Instructions to follow:
Read through the records below and copy each line that uses the word "литера".

[Saved data entries]
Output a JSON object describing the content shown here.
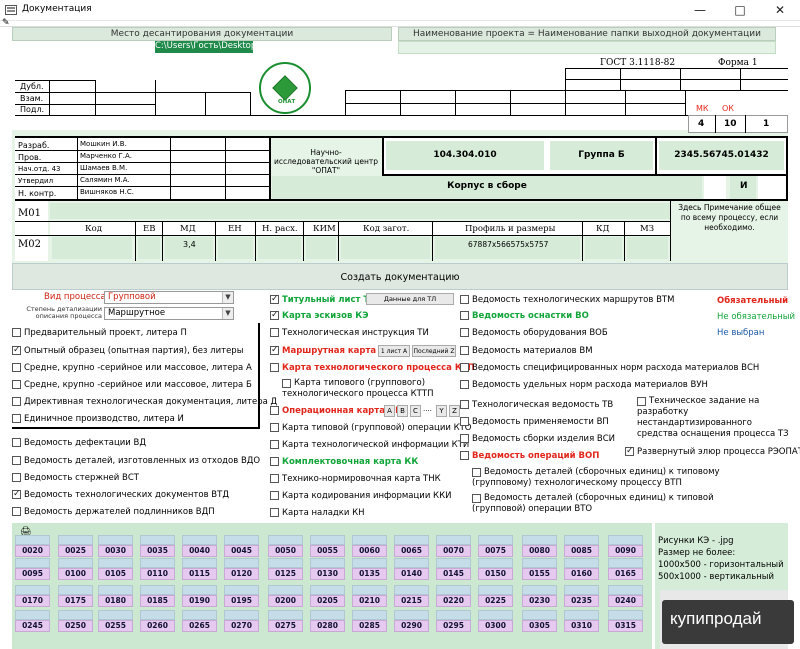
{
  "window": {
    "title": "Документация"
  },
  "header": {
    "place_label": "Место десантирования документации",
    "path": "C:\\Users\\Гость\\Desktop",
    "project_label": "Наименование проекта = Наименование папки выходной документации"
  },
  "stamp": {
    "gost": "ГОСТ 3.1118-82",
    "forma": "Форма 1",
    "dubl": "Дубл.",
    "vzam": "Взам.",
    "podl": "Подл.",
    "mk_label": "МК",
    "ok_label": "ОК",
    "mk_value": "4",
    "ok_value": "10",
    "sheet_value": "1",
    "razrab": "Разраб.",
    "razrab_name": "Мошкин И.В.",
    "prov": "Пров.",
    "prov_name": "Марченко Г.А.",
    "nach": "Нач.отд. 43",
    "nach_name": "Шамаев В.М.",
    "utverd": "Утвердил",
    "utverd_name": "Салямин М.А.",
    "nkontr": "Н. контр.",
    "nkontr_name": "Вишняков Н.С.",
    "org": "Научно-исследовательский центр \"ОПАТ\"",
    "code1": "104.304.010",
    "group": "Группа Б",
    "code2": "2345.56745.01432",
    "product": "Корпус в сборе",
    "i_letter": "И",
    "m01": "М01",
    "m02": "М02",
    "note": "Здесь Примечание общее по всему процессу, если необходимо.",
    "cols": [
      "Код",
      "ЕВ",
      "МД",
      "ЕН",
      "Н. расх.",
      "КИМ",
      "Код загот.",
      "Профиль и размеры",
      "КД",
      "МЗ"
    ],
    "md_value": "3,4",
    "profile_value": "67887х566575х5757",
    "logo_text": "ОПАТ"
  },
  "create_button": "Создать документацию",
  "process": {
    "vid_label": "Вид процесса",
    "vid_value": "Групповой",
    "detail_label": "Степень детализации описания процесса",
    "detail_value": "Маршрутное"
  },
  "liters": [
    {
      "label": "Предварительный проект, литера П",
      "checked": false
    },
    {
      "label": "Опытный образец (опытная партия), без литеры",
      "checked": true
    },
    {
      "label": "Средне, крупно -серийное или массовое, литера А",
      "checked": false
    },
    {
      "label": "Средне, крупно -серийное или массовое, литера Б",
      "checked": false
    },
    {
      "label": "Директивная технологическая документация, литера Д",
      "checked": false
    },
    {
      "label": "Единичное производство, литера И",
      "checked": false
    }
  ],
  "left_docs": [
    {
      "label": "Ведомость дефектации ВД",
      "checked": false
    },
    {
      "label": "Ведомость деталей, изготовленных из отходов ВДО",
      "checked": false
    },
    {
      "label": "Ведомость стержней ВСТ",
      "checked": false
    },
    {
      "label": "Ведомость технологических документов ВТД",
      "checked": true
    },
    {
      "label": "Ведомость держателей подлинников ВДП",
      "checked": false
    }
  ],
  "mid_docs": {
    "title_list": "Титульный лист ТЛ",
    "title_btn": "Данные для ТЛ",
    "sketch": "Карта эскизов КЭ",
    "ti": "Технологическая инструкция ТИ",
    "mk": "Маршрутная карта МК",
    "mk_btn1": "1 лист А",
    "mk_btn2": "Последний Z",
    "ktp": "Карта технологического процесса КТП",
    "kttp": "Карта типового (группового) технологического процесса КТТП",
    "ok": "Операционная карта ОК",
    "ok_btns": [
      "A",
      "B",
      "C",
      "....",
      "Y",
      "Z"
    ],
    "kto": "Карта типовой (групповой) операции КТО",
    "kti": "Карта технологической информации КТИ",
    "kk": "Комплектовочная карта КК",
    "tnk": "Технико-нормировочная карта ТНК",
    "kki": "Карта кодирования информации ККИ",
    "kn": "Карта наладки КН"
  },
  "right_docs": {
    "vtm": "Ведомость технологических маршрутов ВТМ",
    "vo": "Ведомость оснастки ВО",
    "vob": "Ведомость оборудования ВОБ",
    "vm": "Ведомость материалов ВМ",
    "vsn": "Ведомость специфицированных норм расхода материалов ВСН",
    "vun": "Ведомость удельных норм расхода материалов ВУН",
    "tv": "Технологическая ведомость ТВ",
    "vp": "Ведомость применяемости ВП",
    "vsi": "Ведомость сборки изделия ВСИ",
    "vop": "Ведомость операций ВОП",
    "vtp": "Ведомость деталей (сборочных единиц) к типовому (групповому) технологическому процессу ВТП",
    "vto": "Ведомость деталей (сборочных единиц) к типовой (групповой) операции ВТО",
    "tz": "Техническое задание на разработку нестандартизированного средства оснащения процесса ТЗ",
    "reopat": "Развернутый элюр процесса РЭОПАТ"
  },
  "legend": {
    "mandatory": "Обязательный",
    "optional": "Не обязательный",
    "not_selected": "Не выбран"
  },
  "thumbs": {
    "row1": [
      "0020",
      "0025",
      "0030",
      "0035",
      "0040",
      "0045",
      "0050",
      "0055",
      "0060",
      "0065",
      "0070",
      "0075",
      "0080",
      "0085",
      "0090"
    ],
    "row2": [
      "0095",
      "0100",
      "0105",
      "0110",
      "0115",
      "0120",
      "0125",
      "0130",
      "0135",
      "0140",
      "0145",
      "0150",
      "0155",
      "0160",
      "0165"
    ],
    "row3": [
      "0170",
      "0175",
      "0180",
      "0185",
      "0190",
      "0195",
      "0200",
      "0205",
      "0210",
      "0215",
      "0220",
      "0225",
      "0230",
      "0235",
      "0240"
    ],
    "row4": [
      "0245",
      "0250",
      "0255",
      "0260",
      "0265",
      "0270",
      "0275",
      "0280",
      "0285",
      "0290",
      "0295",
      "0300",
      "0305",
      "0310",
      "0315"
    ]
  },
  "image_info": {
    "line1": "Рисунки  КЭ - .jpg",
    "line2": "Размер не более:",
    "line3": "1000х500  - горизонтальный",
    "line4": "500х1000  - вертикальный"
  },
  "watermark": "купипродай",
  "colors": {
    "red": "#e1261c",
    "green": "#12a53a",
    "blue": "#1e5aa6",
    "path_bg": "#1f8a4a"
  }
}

Exercise solution:
      "label": "Предварительный проект, литера П",
      "label": "Средне, крупно -серийное или массовое, литера А",
      "label": "Средне, крупно -серийное или массовое, литера Б",
      "label": "Директивная технологическая документация, литера Д",
      "label": "Единичное производство, литера И",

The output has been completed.